----- Provided records
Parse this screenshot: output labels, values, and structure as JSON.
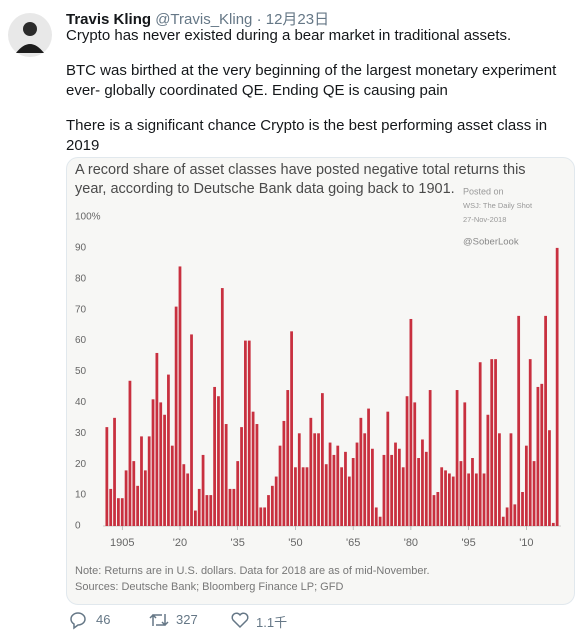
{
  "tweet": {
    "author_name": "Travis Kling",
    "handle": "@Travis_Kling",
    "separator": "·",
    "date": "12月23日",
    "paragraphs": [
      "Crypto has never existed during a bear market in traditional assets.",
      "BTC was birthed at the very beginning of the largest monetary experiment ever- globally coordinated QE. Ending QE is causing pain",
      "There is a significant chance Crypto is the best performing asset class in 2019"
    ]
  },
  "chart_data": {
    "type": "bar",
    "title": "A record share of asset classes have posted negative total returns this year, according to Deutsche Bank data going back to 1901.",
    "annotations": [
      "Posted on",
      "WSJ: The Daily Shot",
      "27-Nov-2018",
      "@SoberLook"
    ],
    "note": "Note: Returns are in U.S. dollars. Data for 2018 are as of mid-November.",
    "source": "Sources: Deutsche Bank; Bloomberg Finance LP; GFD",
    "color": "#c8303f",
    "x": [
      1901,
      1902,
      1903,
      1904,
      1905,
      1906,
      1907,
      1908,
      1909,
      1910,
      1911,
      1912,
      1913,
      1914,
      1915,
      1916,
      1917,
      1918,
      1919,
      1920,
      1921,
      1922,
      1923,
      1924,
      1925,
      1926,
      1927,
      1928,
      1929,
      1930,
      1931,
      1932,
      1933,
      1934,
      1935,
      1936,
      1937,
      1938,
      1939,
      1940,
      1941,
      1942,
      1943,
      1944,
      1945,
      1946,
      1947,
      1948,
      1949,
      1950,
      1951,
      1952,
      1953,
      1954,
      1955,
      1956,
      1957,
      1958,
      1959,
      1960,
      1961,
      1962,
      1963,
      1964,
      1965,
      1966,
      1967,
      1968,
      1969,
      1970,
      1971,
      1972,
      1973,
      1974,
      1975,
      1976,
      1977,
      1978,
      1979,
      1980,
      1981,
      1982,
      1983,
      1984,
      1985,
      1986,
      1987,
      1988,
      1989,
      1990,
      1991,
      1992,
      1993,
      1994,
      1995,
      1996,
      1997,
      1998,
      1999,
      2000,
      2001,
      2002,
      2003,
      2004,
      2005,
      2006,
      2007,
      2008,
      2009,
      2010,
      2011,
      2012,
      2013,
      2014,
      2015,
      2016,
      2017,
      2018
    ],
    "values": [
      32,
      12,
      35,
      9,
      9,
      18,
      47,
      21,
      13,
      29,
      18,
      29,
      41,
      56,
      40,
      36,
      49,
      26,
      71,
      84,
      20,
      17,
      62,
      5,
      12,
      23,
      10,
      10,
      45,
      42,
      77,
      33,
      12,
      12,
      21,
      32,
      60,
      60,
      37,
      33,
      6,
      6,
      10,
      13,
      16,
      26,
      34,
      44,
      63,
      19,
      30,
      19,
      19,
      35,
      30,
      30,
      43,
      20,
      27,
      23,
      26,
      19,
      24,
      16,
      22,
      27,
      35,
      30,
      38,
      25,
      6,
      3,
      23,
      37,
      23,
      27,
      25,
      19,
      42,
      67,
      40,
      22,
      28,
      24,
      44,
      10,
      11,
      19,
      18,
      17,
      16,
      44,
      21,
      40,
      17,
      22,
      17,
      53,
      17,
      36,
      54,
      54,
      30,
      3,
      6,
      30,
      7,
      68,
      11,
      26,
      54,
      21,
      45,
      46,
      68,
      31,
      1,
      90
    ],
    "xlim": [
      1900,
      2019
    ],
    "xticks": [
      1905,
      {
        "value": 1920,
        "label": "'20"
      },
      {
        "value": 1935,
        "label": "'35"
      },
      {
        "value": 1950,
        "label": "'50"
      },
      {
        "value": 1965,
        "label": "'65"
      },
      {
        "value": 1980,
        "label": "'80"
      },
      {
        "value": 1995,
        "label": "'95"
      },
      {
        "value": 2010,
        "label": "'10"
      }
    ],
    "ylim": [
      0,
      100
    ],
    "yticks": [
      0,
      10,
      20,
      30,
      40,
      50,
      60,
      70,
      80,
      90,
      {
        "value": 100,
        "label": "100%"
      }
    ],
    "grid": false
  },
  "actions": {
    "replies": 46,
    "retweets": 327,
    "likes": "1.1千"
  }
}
----------
----- Provided records
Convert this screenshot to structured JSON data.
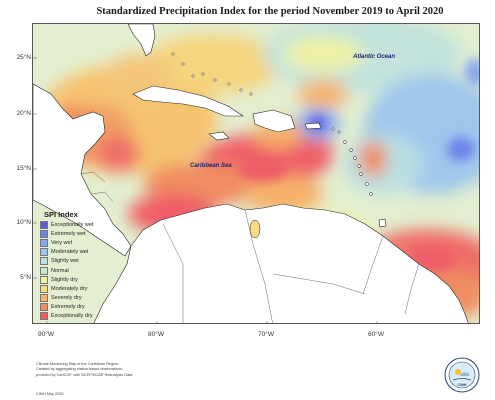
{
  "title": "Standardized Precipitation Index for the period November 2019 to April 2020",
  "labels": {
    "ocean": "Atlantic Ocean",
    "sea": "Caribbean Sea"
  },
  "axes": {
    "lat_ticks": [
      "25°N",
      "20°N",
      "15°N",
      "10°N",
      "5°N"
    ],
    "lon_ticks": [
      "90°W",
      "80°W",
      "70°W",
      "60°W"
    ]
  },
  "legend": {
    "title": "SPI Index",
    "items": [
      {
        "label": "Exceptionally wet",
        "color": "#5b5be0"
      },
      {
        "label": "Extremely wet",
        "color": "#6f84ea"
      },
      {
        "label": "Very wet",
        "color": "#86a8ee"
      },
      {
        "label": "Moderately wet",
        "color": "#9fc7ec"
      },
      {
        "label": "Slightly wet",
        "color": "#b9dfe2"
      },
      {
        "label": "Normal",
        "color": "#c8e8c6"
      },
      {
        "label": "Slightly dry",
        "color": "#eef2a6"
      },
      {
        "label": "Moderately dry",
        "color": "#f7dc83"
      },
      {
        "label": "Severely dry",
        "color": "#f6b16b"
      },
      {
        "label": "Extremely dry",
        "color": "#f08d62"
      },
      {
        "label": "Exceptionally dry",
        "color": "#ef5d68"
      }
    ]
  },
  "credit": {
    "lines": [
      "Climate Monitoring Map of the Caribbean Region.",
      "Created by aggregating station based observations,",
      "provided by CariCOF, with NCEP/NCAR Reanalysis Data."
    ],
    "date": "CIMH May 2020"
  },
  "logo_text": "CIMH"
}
----------
◆ Work required
Gather up every line in the data above that contains the word "Caribbean", copying each one.

◆ Solution
    "sea": "Caribbean Sea"
      "Climate Monitoring Map of the Caribbean Region.",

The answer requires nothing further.